Entries from a visual dataset

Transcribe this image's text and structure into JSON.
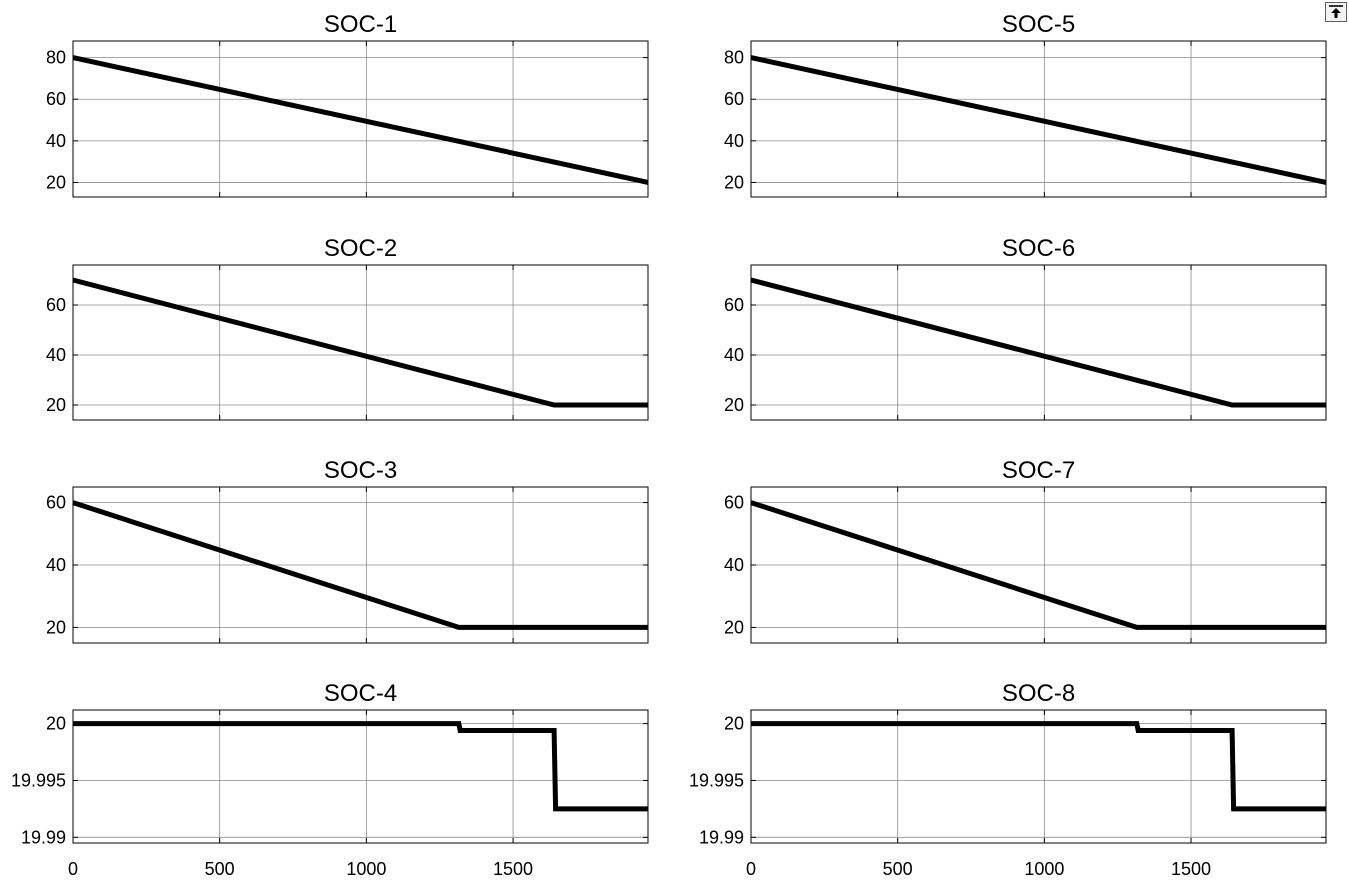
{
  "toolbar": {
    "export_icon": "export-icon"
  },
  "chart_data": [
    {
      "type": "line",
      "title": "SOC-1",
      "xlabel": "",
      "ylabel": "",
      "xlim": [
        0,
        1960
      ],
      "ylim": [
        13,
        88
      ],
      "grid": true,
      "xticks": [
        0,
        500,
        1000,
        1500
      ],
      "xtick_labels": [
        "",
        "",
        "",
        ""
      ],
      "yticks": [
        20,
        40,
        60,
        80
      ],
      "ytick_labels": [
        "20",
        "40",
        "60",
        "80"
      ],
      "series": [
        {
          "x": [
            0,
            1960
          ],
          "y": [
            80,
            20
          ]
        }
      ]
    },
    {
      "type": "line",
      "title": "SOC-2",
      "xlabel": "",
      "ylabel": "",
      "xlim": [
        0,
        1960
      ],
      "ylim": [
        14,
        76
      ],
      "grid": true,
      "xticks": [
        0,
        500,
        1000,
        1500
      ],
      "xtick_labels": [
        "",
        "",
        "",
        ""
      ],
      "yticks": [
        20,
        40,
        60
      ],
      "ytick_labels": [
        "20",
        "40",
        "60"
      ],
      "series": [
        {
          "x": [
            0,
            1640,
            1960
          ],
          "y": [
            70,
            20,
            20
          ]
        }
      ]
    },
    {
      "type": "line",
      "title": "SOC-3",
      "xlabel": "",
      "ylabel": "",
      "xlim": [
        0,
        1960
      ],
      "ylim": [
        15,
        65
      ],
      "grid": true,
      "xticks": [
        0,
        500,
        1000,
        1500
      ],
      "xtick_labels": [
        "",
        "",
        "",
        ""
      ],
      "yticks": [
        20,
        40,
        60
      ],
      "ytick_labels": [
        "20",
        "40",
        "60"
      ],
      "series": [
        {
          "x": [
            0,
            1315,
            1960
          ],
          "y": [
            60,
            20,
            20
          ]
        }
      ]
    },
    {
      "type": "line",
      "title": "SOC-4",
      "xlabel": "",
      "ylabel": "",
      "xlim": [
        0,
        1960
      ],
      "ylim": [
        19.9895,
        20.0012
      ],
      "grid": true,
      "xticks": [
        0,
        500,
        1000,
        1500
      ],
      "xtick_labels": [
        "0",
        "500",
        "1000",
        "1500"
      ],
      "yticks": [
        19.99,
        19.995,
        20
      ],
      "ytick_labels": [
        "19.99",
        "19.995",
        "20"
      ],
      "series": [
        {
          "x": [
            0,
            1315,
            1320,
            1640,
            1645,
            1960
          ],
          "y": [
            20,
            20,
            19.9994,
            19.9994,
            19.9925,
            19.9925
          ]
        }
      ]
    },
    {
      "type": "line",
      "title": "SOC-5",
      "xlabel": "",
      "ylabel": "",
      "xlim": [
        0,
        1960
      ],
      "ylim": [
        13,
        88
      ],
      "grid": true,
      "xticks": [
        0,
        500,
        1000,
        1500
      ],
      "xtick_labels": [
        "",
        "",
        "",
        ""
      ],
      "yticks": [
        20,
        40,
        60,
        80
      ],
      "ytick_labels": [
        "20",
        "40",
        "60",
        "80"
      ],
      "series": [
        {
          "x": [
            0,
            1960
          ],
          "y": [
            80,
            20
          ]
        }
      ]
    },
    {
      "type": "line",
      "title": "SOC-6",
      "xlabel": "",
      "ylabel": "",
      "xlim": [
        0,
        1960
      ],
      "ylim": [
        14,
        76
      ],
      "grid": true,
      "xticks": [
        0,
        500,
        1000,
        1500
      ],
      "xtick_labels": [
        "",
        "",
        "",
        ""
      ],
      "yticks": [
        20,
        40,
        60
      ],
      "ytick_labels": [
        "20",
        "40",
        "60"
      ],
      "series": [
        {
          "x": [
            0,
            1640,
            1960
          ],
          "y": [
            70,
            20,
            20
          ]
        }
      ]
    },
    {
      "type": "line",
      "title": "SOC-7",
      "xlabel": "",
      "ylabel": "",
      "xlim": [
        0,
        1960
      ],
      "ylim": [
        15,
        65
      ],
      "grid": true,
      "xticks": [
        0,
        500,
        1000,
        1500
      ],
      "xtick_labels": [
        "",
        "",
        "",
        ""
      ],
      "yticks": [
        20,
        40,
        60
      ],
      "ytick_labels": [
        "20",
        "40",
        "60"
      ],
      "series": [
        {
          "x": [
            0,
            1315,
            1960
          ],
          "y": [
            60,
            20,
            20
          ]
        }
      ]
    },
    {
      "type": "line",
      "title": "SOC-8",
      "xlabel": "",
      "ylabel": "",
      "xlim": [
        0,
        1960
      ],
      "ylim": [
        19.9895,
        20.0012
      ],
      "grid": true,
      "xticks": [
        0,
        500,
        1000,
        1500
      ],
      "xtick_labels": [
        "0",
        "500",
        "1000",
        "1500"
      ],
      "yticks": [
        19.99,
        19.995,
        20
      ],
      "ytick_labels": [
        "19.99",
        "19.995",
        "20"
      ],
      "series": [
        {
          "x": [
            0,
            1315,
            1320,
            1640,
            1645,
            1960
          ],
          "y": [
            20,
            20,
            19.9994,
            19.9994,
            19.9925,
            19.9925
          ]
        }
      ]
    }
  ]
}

§ Stated problem
Leaving aside the images, write out the entries above word for word.

§ Response to this task
Transcribe this image's text and structure into JSON.
{
  "toolbar": {
    "export_icon": "export-icon"
  },
  "chart_data": [
    {
      "type": "line",
      "title": "SOC-1",
      "xlabel": "",
      "ylabel": "",
      "xlim": [
        0,
        1960
      ],
      "ylim": [
        13,
        88
      ],
      "grid": true,
      "xticks": [
        0,
        500,
        1000,
        1500
      ],
      "xtick_labels": [
        "",
        "",
        "",
        ""
      ],
      "yticks": [
        20,
        40,
        60,
        80
      ],
      "ytick_labels": [
        "20",
        "40",
        "60",
        "80"
      ],
      "series": [
        {
          "x": [
            0,
            1960
          ],
          "y": [
            80,
            20
          ]
        }
      ]
    },
    {
      "type": "line",
      "title": "SOC-2",
      "xlabel": "",
      "ylabel": "",
      "xlim": [
        0,
        1960
      ],
      "ylim": [
        14,
        76
      ],
      "grid": true,
      "xticks": [
        0,
        500,
        1000,
        1500
      ],
      "xtick_labels": [
        "",
        "",
        "",
        ""
      ],
      "yticks": [
        20,
        40,
        60
      ],
      "ytick_labels": [
        "20",
        "40",
        "60"
      ],
      "series": [
        {
          "x": [
            0,
            1640,
            1960
          ],
          "y": [
            70,
            20,
            20
          ]
        }
      ]
    },
    {
      "type": "line",
      "title": "SOC-3",
      "xlabel": "",
      "ylabel": "",
      "xlim": [
        0,
        1960
      ],
      "ylim": [
        15,
        65
      ],
      "grid": true,
      "xticks": [
        0,
        500,
        1000,
        1500
      ],
      "xtick_labels": [
        "",
        "",
        "",
        ""
      ],
      "yticks": [
        20,
        40,
        60
      ],
      "ytick_labels": [
        "20",
        "40",
        "60"
      ],
      "series": [
        {
          "x": [
            0,
            1315,
            1960
          ],
          "y": [
            60,
            20,
            20
          ]
        }
      ]
    },
    {
      "type": "line",
      "title": "SOC-4",
      "xlabel": "",
      "ylabel": "",
      "xlim": [
        0,
        1960
      ],
      "ylim": [
        19.9895,
        20.0012
      ],
      "grid": true,
      "xticks": [
        0,
        500,
        1000,
        1500
      ],
      "xtick_labels": [
        "0",
        "500",
        "1000",
        "1500"
      ],
      "yticks": [
        19.99,
        19.995,
        20
      ],
      "ytick_labels": [
        "19.99",
        "19.995",
        "20"
      ],
      "series": [
        {
          "x": [
            0,
            1315,
            1320,
            1640,
            1645,
            1960
          ],
          "y": [
            20,
            20,
            19.9994,
            19.9994,
            19.9925,
            19.9925
          ]
        }
      ]
    },
    {
      "type": "line",
      "title": "SOC-5",
      "xlabel": "",
      "ylabel": "",
      "xlim": [
        0,
        1960
      ],
      "ylim": [
        13,
        88
      ],
      "grid": true,
      "xticks": [
        0,
        500,
        1000,
        1500
      ],
      "xtick_labels": [
        "",
        "",
        "",
        ""
      ],
      "yticks": [
        20,
        40,
        60,
        80
      ],
      "ytick_labels": [
        "20",
        "40",
        "60",
        "80"
      ],
      "series": [
        {
          "x": [
            0,
            1960
          ],
          "y": [
            80,
            20
          ]
        }
      ]
    },
    {
      "type": "line",
      "title": "SOC-6",
      "xlabel": "",
      "ylabel": "",
      "xlim": [
        0,
        1960
      ],
      "ylim": [
        14,
        76
      ],
      "grid": true,
      "xticks": [
        0,
        500,
        1000,
        1500
      ],
      "xtick_labels": [
        "",
        "",
        "",
        ""
      ],
      "yticks": [
        20,
        40,
        60
      ],
      "ytick_labels": [
        "20",
        "40",
        "60"
      ],
      "series": [
        {
          "x": [
            0,
            1640,
            1960
          ],
          "y": [
            70,
            20,
            20
          ]
        }
      ]
    },
    {
      "type": "line",
      "title": "SOC-7",
      "xlabel": "",
      "ylabel": "",
      "xlim": [
        0,
        1960
      ],
      "ylim": [
        15,
        65
      ],
      "grid": true,
      "xticks": [
        0,
        500,
        1000,
        1500
      ],
      "xtick_labels": [
        "",
        "",
        "",
        ""
      ],
      "yticks": [
        20,
        40,
        60
      ],
      "ytick_labels": [
        "20",
        "40",
        "60"
      ],
      "series": [
        {
          "x": [
            0,
            1315,
            1960
          ],
          "y": [
            60,
            20,
            20
          ]
        }
      ]
    },
    {
      "type": "line",
      "title": "SOC-8",
      "xlabel": "",
      "ylabel": "",
      "xlim": [
        0,
        1960
      ],
      "ylim": [
        19.9895,
        20.0012
      ],
      "grid": true,
      "xticks": [
        0,
        500,
        1000,
        1500
      ],
      "xtick_labels": [
        "0",
        "500",
        "1000",
        "1500"
      ],
      "yticks": [
        19.99,
        19.995,
        20
      ],
      "ytick_labels": [
        "19.99",
        "19.995",
        "20"
      ],
      "series": [
        {
          "x": [
            0,
            1315,
            1320,
            1640,
            1645,
            1960
          ],
          "y": [
            20,
            20,
            19.9994,
            19.9994,
            19.9925,
            19.9925
          ]
        }
      ]
    }
  ]
}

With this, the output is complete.